* WHAT THE TASK REQUIRES: Find the number of lines containing the string "home" in the data. Answer with the number by itself.

* SOURCE MATERIAL:
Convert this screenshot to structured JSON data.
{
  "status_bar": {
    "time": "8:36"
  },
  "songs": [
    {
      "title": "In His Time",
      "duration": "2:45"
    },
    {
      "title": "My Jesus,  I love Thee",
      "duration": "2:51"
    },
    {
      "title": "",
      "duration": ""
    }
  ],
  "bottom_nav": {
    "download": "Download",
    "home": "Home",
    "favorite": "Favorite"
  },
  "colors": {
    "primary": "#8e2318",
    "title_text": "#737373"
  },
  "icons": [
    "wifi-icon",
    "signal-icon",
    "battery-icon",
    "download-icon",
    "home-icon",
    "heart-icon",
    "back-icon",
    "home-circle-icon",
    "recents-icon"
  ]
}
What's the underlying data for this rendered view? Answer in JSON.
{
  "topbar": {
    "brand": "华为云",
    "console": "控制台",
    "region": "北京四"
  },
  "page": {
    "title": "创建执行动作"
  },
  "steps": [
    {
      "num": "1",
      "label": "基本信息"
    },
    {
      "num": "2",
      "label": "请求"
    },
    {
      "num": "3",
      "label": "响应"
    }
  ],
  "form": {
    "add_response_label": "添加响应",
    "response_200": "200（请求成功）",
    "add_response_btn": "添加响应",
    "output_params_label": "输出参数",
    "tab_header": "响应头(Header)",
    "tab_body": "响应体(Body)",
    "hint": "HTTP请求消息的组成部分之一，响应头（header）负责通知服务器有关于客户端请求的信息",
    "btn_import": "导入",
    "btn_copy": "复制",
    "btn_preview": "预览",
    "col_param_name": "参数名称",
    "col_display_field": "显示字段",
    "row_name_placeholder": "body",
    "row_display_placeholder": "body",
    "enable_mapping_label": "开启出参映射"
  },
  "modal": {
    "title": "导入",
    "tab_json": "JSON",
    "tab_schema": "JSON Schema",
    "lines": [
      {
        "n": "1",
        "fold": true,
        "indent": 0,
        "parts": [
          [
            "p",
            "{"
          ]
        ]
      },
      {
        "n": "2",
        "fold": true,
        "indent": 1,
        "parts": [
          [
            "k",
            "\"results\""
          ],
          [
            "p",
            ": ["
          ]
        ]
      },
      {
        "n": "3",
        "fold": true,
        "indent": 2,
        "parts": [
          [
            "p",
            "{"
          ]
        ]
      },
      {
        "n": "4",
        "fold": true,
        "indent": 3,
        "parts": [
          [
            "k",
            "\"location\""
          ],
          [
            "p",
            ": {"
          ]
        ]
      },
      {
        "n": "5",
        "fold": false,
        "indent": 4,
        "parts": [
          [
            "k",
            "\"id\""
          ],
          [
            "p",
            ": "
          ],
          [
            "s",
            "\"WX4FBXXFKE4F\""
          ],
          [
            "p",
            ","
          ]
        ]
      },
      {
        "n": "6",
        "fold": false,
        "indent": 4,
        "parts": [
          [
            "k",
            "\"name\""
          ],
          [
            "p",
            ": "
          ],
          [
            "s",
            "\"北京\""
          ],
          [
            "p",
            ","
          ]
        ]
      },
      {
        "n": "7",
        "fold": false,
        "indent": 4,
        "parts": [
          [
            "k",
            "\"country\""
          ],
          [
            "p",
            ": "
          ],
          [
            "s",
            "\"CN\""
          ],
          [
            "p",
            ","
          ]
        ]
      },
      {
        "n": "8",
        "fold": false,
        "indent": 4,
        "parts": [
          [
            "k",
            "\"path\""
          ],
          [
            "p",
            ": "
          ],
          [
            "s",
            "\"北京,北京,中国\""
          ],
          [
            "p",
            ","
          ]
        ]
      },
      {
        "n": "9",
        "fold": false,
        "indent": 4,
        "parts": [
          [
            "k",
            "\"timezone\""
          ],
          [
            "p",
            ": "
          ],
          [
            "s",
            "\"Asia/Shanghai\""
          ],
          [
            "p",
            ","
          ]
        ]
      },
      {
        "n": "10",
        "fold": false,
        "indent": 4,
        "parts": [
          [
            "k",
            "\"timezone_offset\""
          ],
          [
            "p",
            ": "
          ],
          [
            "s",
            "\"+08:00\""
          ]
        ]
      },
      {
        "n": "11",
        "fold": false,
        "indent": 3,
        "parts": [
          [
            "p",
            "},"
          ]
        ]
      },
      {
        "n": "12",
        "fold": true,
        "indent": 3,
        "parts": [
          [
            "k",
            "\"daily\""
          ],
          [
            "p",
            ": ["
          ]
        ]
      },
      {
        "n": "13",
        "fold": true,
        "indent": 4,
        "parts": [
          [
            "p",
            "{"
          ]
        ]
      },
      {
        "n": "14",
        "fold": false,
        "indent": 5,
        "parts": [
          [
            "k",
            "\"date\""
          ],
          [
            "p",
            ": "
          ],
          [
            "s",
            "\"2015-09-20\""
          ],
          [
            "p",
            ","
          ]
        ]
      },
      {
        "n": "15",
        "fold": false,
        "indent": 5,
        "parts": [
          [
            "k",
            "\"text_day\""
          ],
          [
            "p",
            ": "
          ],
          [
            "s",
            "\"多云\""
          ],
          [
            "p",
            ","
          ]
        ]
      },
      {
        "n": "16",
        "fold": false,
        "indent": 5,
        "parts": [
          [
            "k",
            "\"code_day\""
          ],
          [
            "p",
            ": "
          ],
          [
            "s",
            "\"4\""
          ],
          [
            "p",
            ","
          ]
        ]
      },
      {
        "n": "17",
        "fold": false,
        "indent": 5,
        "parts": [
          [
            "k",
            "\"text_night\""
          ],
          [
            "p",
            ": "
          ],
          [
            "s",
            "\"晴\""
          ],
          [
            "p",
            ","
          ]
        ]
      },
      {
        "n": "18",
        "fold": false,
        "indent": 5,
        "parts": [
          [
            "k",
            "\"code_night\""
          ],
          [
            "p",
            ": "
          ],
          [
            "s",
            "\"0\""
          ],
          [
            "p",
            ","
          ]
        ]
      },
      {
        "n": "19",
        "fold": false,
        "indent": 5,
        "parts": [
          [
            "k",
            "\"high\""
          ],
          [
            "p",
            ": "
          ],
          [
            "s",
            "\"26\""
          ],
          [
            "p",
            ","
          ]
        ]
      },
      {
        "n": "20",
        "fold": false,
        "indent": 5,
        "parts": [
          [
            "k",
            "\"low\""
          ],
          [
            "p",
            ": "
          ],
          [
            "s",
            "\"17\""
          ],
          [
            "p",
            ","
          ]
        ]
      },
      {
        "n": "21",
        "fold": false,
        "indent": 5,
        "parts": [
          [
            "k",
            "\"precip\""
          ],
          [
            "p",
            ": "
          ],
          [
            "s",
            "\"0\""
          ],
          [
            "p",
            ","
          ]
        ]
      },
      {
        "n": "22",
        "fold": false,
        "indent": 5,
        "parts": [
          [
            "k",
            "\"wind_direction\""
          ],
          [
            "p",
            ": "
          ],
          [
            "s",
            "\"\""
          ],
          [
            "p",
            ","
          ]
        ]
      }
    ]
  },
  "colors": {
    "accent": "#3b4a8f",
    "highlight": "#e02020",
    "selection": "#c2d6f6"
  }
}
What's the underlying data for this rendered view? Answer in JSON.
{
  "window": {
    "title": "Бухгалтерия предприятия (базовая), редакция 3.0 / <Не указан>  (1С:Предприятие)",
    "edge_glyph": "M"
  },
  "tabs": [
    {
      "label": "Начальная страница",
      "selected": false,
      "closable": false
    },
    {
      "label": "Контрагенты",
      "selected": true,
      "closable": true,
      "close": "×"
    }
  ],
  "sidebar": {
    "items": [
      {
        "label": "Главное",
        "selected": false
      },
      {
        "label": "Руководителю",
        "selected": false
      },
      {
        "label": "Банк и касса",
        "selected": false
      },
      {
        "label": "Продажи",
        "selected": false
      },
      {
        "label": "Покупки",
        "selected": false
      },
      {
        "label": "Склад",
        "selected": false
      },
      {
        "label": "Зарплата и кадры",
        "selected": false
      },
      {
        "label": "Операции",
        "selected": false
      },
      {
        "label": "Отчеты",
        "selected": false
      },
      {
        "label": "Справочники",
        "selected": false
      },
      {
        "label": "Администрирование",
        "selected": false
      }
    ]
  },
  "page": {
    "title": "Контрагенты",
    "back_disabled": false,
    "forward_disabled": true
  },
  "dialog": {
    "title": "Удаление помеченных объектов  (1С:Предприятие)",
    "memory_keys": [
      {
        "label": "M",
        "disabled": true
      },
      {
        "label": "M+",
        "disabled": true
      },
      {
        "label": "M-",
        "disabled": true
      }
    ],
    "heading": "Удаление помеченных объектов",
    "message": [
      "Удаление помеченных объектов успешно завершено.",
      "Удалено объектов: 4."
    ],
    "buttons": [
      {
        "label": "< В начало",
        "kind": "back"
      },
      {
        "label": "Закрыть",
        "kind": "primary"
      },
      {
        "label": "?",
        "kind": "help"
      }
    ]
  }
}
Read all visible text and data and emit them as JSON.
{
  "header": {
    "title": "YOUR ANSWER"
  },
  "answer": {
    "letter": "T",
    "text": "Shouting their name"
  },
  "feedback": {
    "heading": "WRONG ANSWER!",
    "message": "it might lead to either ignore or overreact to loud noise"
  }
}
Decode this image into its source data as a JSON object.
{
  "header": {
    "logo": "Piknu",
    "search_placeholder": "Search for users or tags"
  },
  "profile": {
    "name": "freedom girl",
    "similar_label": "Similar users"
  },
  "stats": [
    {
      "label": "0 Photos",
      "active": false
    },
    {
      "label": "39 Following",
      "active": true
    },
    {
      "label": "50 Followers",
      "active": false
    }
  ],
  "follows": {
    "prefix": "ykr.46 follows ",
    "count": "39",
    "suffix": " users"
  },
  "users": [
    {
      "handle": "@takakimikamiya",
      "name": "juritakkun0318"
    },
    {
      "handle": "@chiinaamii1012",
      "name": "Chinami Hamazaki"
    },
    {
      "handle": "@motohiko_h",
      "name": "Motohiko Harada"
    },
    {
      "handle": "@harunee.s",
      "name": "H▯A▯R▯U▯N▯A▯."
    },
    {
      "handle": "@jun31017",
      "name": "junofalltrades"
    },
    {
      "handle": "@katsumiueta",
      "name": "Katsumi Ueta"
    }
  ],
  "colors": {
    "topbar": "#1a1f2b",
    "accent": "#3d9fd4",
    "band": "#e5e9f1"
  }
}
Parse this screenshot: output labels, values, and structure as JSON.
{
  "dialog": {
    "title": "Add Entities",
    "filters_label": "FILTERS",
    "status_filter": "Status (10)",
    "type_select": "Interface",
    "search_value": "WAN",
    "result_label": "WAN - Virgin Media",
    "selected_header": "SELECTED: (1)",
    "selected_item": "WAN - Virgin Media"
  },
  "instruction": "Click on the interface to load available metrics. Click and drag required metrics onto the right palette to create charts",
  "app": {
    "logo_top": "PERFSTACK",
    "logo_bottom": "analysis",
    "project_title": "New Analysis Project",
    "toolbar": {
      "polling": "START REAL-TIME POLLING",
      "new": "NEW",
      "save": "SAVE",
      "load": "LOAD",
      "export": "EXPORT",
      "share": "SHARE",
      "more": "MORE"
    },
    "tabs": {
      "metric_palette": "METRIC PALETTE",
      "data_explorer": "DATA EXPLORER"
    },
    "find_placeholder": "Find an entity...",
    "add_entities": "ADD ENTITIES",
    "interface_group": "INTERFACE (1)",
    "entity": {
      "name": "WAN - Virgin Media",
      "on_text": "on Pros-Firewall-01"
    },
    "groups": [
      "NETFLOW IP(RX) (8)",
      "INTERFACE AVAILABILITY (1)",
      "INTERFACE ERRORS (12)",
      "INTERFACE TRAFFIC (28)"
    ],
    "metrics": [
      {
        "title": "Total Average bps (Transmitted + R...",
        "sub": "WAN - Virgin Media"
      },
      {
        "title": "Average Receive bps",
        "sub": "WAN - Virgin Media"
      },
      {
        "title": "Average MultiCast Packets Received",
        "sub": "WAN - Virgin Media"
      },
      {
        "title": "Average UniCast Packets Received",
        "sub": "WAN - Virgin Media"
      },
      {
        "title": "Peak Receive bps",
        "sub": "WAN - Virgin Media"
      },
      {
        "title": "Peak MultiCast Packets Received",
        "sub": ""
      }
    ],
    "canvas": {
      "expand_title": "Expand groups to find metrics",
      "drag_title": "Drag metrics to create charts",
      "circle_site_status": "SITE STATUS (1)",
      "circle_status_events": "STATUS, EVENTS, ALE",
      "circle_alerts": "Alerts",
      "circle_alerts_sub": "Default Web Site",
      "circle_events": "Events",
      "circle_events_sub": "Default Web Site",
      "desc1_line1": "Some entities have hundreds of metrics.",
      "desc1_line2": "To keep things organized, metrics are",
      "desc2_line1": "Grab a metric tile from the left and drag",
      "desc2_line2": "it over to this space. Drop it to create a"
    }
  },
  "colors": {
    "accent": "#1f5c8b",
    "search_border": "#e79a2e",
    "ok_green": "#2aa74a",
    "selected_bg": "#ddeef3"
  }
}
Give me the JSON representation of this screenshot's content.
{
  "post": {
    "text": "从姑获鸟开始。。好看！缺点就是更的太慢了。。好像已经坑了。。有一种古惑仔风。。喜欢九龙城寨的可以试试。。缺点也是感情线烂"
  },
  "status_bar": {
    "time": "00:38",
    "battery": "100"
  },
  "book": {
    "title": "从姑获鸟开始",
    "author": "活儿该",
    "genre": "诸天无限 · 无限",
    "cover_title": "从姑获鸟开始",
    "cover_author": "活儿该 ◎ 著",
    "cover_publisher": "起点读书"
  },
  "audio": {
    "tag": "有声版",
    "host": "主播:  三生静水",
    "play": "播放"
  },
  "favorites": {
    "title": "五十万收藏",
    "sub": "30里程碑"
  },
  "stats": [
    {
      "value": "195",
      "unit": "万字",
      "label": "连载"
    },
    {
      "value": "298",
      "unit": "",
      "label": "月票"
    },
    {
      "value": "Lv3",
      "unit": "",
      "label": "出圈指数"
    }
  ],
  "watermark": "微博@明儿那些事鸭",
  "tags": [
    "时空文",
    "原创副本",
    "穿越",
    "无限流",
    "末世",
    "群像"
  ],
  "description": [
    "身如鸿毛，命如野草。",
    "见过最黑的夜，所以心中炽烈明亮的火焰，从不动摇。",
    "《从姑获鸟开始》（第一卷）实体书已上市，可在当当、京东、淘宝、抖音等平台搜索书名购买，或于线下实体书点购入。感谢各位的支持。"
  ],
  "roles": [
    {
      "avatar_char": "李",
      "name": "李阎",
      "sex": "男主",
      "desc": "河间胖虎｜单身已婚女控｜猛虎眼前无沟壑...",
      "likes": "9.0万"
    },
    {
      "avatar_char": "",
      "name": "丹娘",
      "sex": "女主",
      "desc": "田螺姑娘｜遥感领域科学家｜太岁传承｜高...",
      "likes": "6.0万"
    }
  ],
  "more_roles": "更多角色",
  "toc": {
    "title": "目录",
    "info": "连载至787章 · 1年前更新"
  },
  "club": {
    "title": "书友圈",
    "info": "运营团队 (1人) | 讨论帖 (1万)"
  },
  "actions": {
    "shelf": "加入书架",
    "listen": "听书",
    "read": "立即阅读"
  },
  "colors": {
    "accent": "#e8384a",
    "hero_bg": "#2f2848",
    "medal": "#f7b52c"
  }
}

* EXERCISE RESPONSE: 3